Stated problem | Identify the lines that contain the word "CERES" and copy each one.

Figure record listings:
══════════
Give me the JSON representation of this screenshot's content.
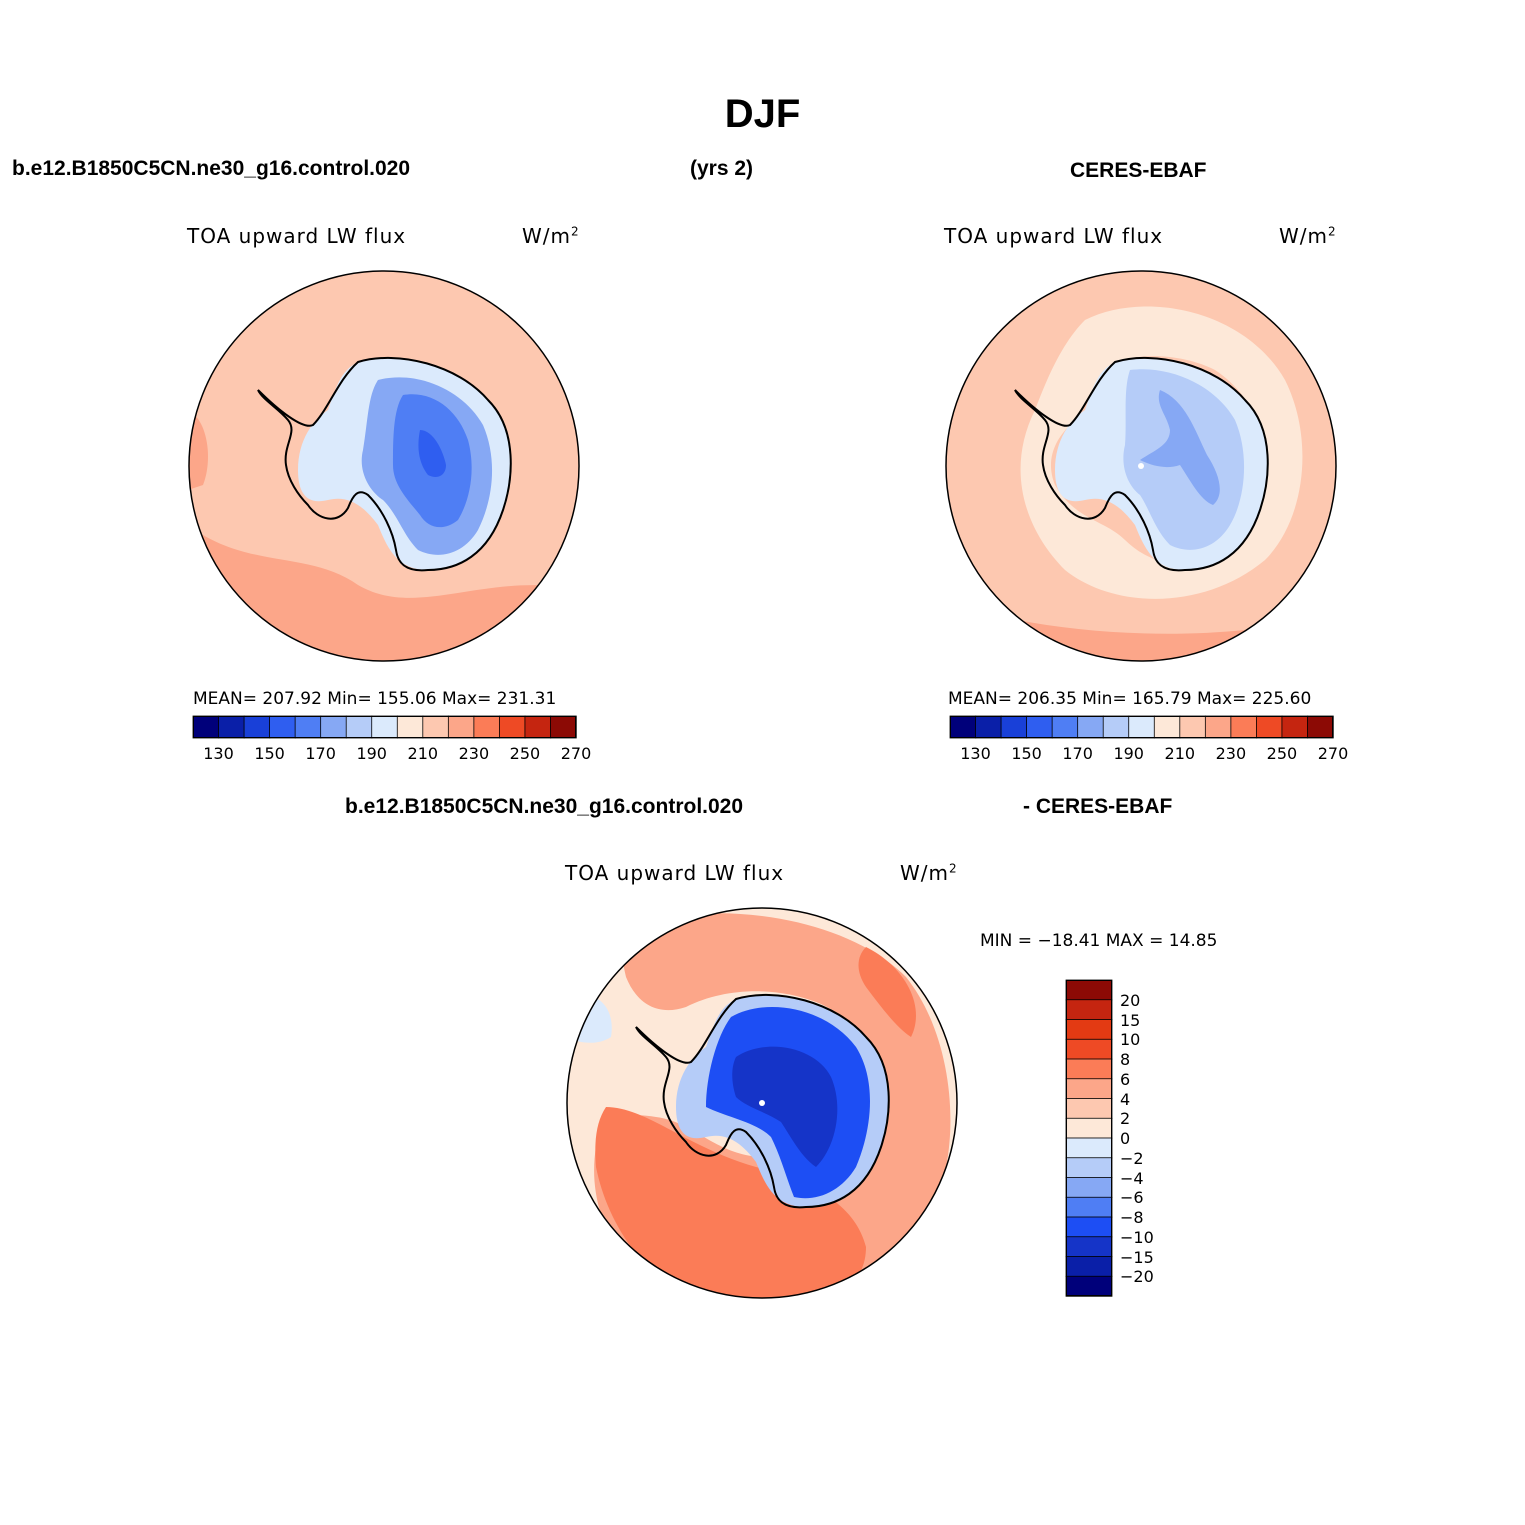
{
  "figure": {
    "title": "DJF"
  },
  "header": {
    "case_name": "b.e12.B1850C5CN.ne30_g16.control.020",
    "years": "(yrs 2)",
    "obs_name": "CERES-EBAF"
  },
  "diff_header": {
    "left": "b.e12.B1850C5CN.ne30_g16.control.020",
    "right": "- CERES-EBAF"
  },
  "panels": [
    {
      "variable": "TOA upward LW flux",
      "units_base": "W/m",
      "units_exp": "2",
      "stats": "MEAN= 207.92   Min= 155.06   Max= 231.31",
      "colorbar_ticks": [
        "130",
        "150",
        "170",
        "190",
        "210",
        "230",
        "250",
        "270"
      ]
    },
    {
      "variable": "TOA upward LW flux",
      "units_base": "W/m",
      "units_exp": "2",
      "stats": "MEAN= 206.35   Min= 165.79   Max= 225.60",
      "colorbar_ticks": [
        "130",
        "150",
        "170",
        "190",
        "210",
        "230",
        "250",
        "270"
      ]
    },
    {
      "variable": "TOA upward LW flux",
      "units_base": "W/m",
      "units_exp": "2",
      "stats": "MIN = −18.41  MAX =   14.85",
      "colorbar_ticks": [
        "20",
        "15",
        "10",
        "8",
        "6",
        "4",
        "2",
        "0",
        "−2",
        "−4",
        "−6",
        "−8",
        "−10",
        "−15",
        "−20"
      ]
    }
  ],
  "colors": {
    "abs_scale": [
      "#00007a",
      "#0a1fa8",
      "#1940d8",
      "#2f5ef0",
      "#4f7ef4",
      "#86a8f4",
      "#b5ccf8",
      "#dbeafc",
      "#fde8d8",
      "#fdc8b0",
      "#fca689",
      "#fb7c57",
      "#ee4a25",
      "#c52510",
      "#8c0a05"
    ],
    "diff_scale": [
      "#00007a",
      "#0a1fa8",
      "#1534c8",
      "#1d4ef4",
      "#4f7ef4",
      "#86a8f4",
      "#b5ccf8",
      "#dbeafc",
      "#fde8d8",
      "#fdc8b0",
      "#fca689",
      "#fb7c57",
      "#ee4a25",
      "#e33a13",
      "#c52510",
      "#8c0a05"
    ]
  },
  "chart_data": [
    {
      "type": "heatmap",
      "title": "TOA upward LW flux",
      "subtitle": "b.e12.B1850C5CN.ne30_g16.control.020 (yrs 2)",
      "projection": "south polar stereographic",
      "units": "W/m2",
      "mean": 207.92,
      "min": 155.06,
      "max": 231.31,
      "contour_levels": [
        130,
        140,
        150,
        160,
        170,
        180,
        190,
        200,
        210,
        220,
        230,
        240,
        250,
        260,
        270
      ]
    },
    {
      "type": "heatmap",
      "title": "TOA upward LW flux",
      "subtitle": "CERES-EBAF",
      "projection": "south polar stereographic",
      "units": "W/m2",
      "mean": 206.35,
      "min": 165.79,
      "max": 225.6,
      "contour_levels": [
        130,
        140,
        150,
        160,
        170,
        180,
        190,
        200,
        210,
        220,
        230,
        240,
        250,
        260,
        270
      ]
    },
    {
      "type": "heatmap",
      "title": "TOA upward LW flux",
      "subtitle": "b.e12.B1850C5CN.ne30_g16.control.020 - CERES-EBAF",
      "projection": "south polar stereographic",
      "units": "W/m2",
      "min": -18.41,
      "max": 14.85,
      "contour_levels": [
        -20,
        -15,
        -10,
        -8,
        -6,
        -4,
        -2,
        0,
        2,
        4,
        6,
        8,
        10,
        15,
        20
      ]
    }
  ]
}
══════════
Reply |
    "obs_name": "CERES-EBAF"
    "right": "- CERES-EBAF"
      "subtitle": "CERES-EBAF",
      "subtitle": "b.e12.B1850C5CN.ne30_g16.control.020 - CERES-EBAF",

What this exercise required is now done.